** WHAT YOU WILL DO **
For the entries below, how many lines include the word "Investments"? Give the figure and nothing more.
# # # #
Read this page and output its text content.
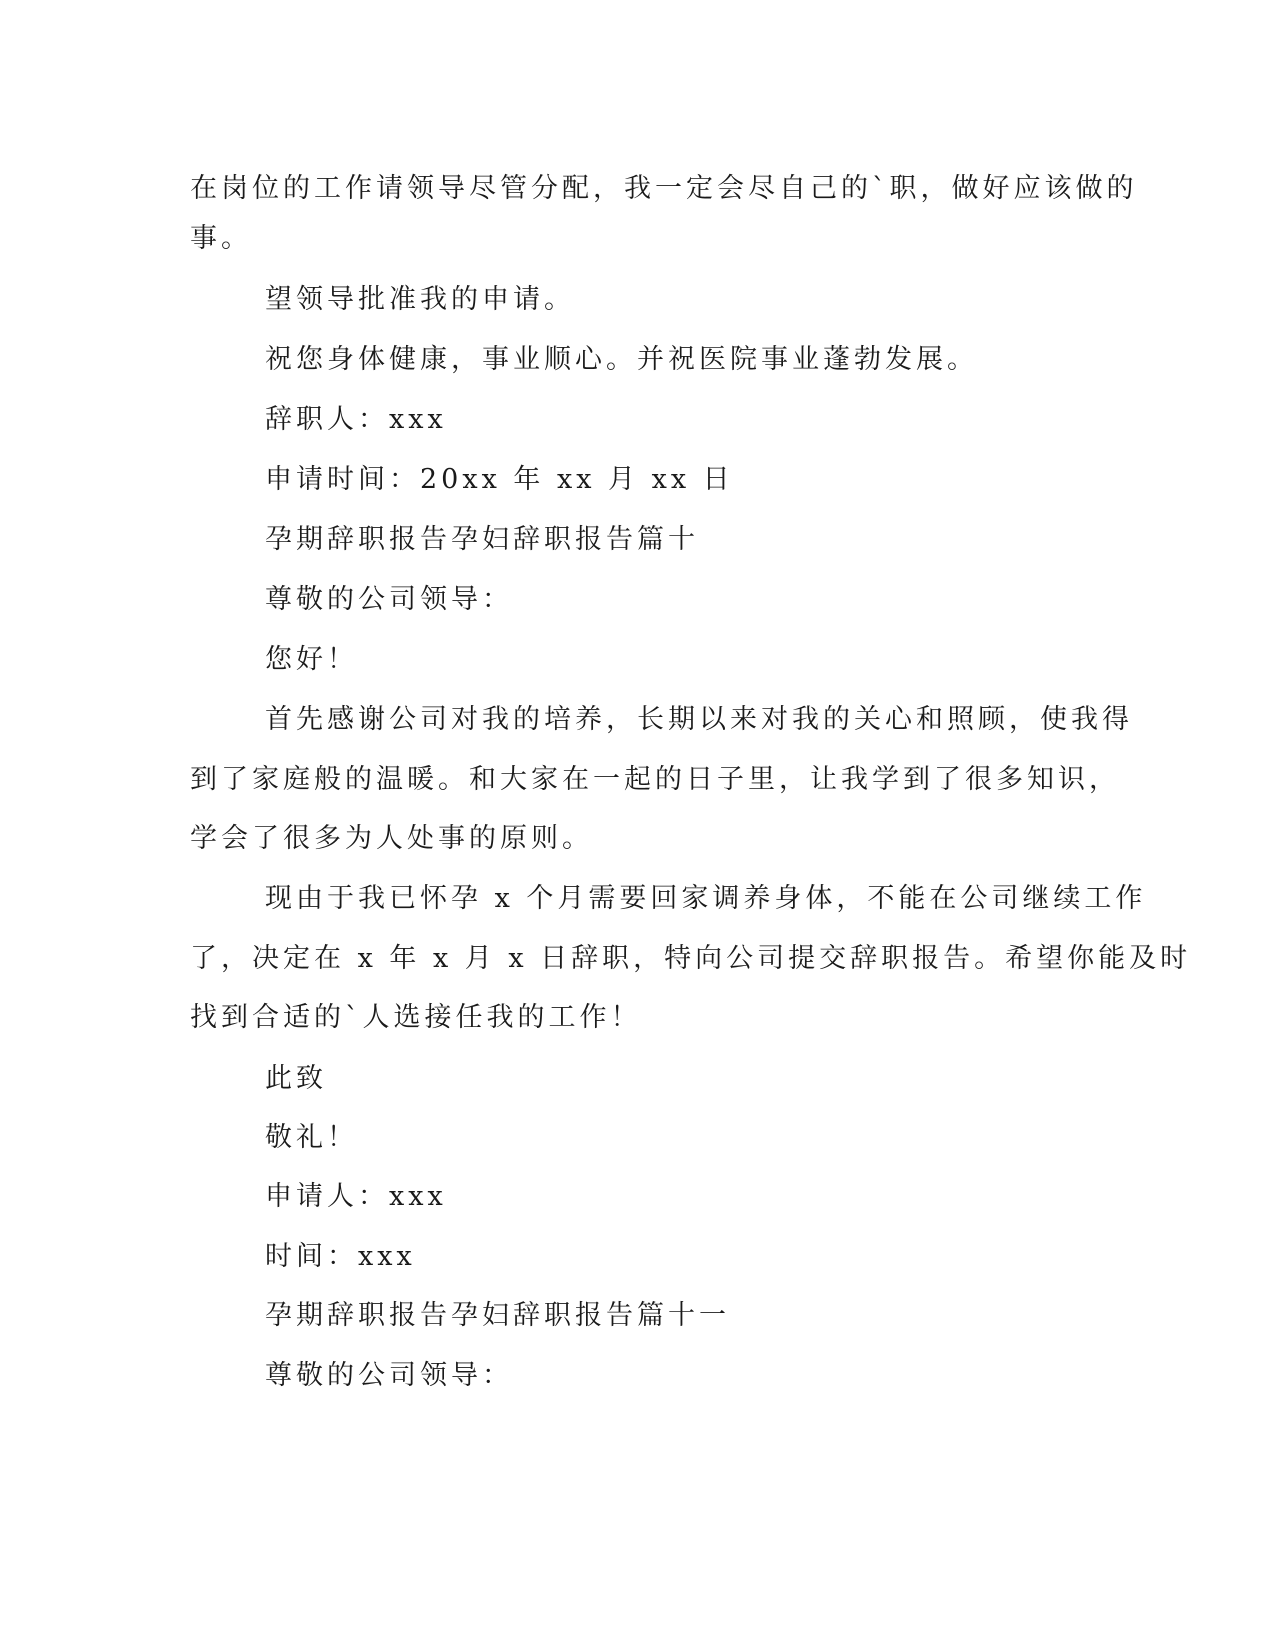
在岗位的工作请领导尽管分配，我一定会尽自己的`职，做好应该做的
事。
望领导批准我的申请。
祝您身体健康，事业顺心。并祝医院事业蓬勃发展。
辞职人：xxx
申请时间：20xx 年 xx 月 xx 日
孕期辞职报告孕妇辞职报告篇十
尊敬的公司领导：
您好！
首先感谢公司对我的培养，长期以来对我的关心和照顾，使我得
到了家庭般的温暖。和大家在一起的日子里，让我学到了很多知识，
学会了很多为人处事的原则。
现由于我已怀孕 x 个月需要回家调养身体，不能在公司继续工作
了，决定在 x 年 x 月 x 日辞职，特向公司提交辞职报告。希望你能及时
找到合适的`人选接任我的工作！
此致
敬礼！
申请人：xxx
时间：xxx
孕期辞职报告孕妇辞职报告篇十一
尊敬的公司领导：
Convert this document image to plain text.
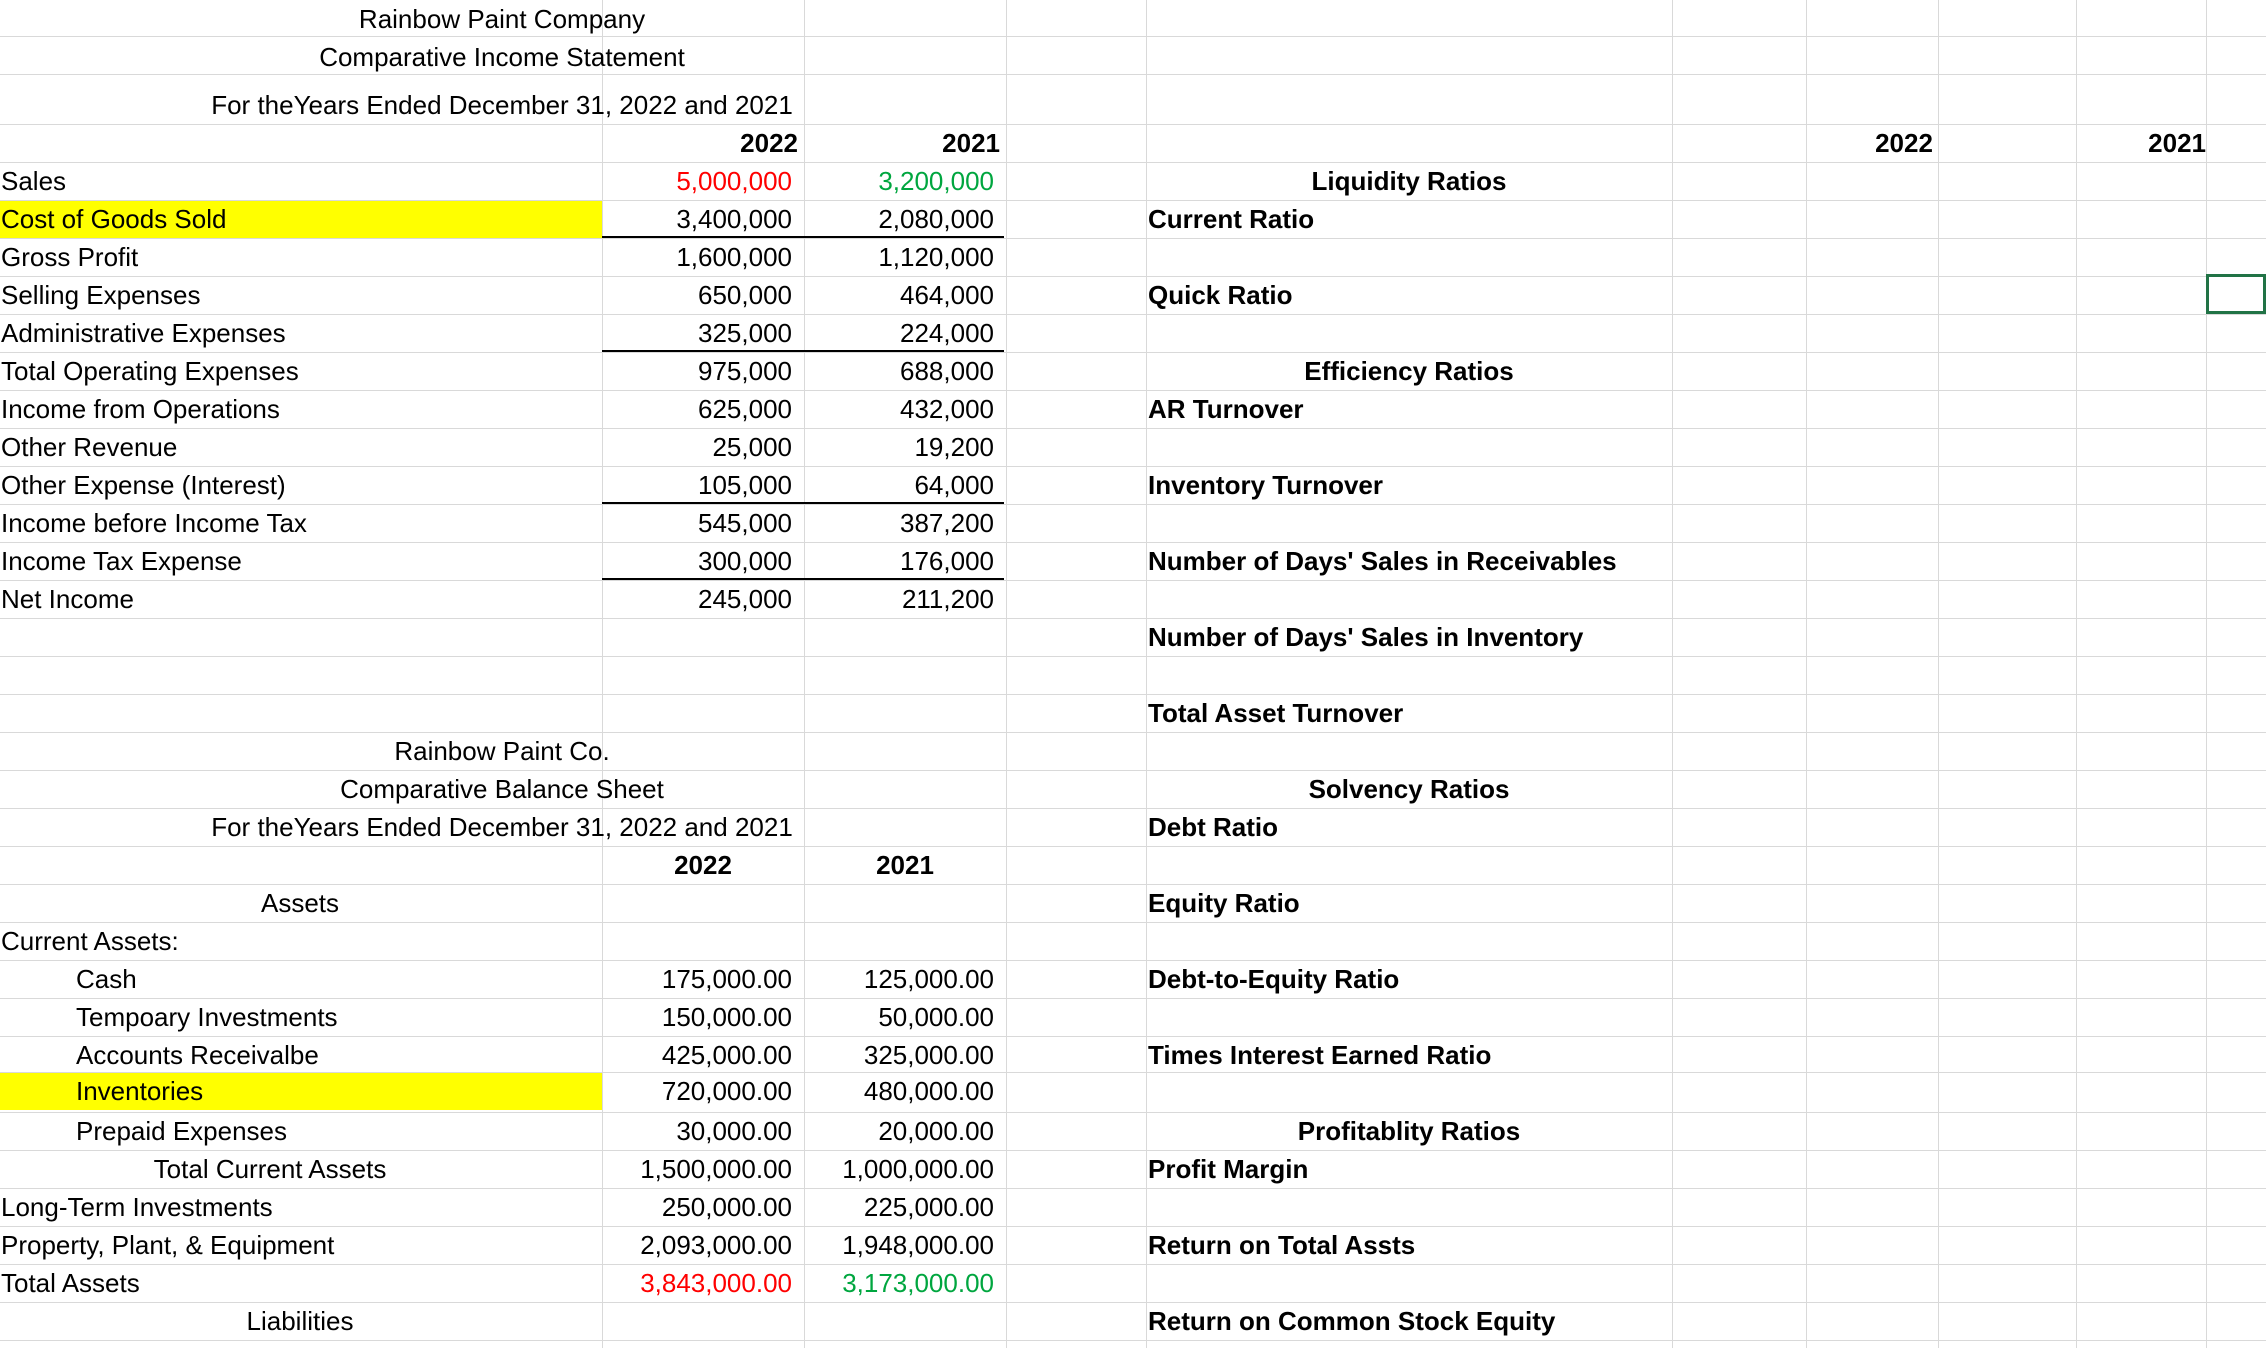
Rainbow Paint Company
Comparative Income Statement
For theYears Ended December 31, 2022 and 2021
2022	2021
Sales	5,000,000	3,200,000
Cost of Goods Sold	3,400,000	2,080,000
Gross Profit	1,600,000	1,120,000
Selling Expenses	650,000	464,000
Administrative Expenses	325,000	224,000
Total Operating Expenses	975,000	688,000
Income from Operations	625,000	432,000
Other Revenue	25,000	19,200
Other Expense (Interest)	105,000	64,000
Income before Income Tax	545,000	387,200
Income Tax Expense	300,000	176,000
Net Income	245,000	211,200
Rainbow Paint Co.
Comparative Balance Sheet
For theYears Ended December 31, 2022 and 2021
2022	2021
Assets
Current Assets:
Cash	175,000.00	125,000.00
Tempoary Investments	150,000.00	50,000.00
Accounts Receivalbe	425,000.00	325,000.00
Inventories	720,000.00	480,000.00
Prepaid Expenses	30,000.00	20,000.00
Total Current Assets	1,500,000.00	1,000,000.00
Long-Term Investments	250,000.00	225,000.00
Property, Plant, & Equipment	2,093,000.00	1,948,000.00
Total Assets	3,843,000.00	3,173,000.00
Liabilities
2022	2021
Liquidity Ratios
Current Ratio
Quick Ratio
Efficiency Ratios
AR Turnover
Inventory Turnover
Number of Days' Sales in Receivables
Number of Days' Sales in Inventory
Total Asset Turnover
Solvency Ratios
Debt Ratio
Equity Ratio
Debt-to-Equity Ratio
Times Interest Earned Ratio
Profitablity Ratios
Profit Margin
Return on Total Assts
Return on Common Stock Equity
# # # #
** TASK SOLUTION **
2